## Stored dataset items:
- - -
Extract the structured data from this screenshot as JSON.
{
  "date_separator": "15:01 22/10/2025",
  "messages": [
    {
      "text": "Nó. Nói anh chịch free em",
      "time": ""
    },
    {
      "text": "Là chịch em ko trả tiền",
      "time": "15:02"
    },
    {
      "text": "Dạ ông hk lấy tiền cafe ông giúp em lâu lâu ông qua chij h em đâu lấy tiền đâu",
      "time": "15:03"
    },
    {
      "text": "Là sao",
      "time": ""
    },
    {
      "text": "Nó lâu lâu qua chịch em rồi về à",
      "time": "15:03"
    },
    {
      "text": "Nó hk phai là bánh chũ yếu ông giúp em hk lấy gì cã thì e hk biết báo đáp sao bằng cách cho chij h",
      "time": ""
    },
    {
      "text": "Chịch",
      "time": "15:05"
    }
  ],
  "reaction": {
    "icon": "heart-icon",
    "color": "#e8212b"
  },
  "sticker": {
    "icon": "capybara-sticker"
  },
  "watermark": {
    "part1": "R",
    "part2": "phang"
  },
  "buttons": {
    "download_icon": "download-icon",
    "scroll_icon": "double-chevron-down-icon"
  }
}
- - -
## Stated problem:
Within the records above, how many lines include the word "icon"? State the number by itself.

## Worked solution:
4